Reply with the count of lines holding "this", nothing more.

Records from a data collection
⟨

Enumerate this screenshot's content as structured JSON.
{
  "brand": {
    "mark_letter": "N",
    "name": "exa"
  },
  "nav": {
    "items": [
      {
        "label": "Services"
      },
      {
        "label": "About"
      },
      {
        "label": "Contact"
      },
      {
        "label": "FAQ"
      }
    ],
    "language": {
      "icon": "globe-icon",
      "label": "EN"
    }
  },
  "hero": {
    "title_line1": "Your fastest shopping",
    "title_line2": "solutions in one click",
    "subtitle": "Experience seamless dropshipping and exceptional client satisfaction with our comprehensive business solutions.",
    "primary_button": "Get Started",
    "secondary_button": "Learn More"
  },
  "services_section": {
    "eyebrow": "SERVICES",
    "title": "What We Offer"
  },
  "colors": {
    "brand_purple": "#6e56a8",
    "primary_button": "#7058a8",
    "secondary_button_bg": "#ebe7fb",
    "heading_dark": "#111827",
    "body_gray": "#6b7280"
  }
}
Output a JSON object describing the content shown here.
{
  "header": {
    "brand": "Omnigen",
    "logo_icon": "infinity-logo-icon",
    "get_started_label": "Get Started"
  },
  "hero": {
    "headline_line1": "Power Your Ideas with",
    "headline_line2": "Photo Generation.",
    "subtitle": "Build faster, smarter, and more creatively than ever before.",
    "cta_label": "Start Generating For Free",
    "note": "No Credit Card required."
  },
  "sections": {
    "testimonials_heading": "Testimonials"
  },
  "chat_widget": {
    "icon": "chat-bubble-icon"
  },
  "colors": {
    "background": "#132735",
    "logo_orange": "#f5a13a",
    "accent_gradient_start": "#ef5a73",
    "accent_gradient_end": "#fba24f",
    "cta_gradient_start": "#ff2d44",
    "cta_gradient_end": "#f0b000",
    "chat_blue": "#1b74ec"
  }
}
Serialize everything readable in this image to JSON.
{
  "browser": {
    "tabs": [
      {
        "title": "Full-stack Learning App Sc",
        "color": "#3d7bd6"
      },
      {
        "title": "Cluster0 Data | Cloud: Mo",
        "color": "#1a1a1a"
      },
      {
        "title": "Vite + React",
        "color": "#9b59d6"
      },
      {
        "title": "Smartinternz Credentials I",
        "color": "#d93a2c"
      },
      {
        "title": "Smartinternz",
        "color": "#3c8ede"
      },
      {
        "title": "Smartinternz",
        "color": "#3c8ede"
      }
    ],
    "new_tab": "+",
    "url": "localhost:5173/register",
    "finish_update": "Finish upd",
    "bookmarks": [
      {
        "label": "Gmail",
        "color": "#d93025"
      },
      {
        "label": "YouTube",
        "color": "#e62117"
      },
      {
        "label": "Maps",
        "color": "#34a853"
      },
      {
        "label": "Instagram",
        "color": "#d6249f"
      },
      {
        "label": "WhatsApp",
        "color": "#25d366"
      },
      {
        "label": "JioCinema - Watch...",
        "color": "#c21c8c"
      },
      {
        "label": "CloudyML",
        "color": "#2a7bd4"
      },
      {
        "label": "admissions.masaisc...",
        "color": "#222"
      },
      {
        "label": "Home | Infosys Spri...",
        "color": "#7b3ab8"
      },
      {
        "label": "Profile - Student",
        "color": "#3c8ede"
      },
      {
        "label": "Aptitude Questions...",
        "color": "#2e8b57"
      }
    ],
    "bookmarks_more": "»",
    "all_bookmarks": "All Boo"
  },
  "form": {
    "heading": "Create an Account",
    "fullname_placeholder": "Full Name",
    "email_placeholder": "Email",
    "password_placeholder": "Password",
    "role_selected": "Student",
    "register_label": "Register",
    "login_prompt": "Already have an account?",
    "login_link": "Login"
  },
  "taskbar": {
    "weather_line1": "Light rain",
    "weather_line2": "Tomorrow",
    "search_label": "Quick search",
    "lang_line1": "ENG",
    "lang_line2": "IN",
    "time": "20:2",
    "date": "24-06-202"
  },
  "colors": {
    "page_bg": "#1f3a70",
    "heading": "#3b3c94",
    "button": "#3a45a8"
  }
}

⟩

## Result:
2